HOTEL LAUNDRY OPERATIONS
Hotel laundry is divided into two operations done by two separate groups of workers. Sorting, washing and drying towels is completed by one group of two workers. Drying (except for towels) and folding is completed by another group of six workers.

SORTING AND WASHING
In hotel, housekeepers use a laundry chute to get the dirty linen from the upstairs down to the laundry area. The sorting and washing operation involves the following:

— sorting laundry
— loading bins which weigh 60 pounds of dry laundry, and 120 pounds when wet
— transporting (pushing/pulling) bins to washer
— loading washer
— unloading washer
— transporting (pushing/pulling) bins to dryer (towels only)
— loading dryer with towels
— unloading towels from the dryer

In one eight-hour shift, 20 bins of laundry are processed by two workers (Figure 1.). The dry laundry is handled four times (60 lbs x 4 handlings x 20 bins = 4,800 lbs); the wet laundry is handled twice (120 lbs x 2 handlings x 20 bins = 4,800 lbs). The workload is distributed evenly, so each worker handles approximately 4,800 lbs or 2,200 kg of laundry every day.

The handling of the laundry requires the use of considerable force:

— pulling laundry from the pile under the chute Pulling laundry pulling laundry from the pile under the chute
— loading laundry into the washer
— pulling wet laundry from the washer

These movements are particularly stressful on the hands, wrists and shoulders.

Handling the laundry requires whole body motions beyond acceptable ranges. Reaching above the shoulder, bending to the floor and twisting are examples. In addition, the job is carried out while standing on a concrete floor which adds stress to the feet and legs as well as to the rest of the body. Carrying out the sorting and washing tasks can be hazardous to the workers.

There are three major risk factors:

— The heavy work load (handling over 2 tonnes of laundry per shift) combined with bodily motions beyond safe ranges create risk for back injuries.

● Dataset extract:
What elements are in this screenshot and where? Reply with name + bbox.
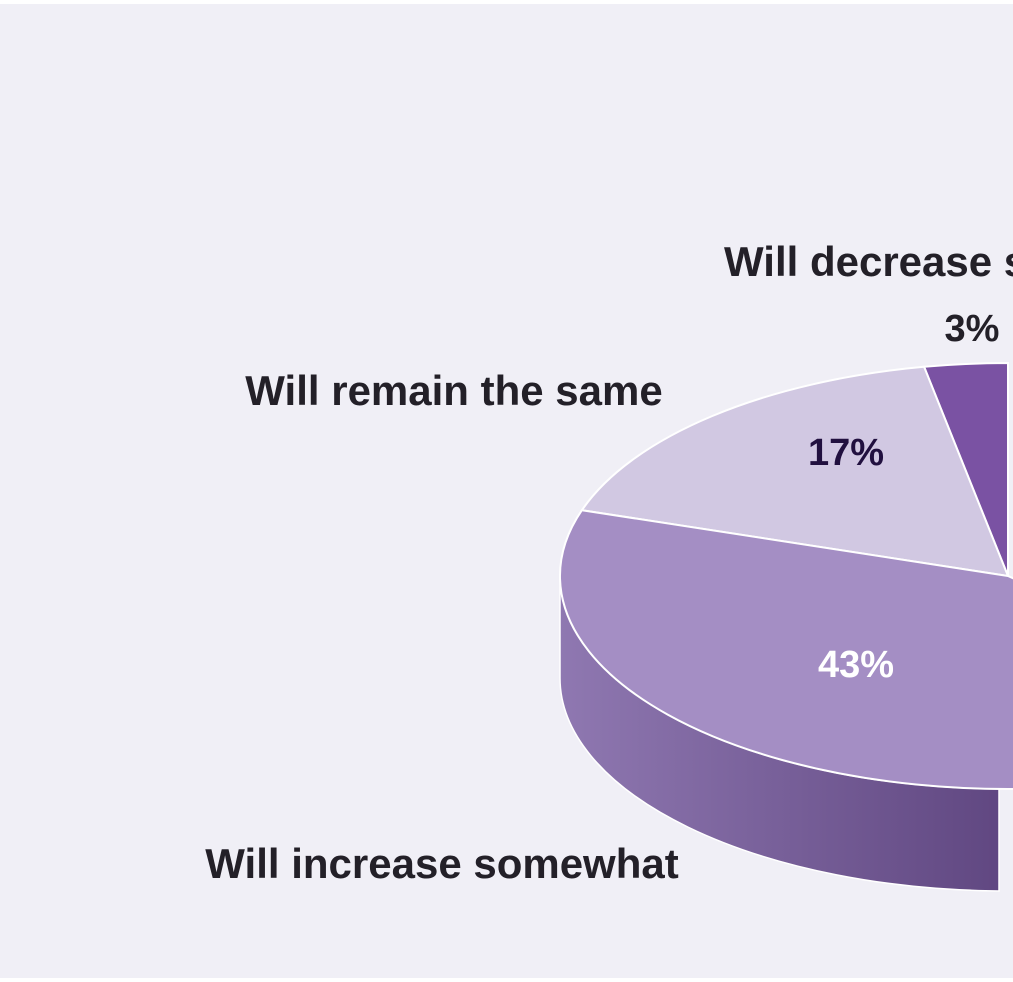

● Work to do:
[1] According to the hotel laundry text, how many bins of laundry do two workers process in one eight-hour shift?
[2] Reproduce the passage of the hotel laundry text starting at "The handling of" and ending at "wrists and shoulders.".

● Answer set:
[1] 20 bins

[2]
The handling of the laundry requires the use of considerable force:

— pulling laundry from the pile under the chute Pulling laundry pulling laundry from the pile under the chute
— loading laundry into the washer
— pulling wet laundry from the washer

These movements are particularly stressful on the hands, wrists and shoulders.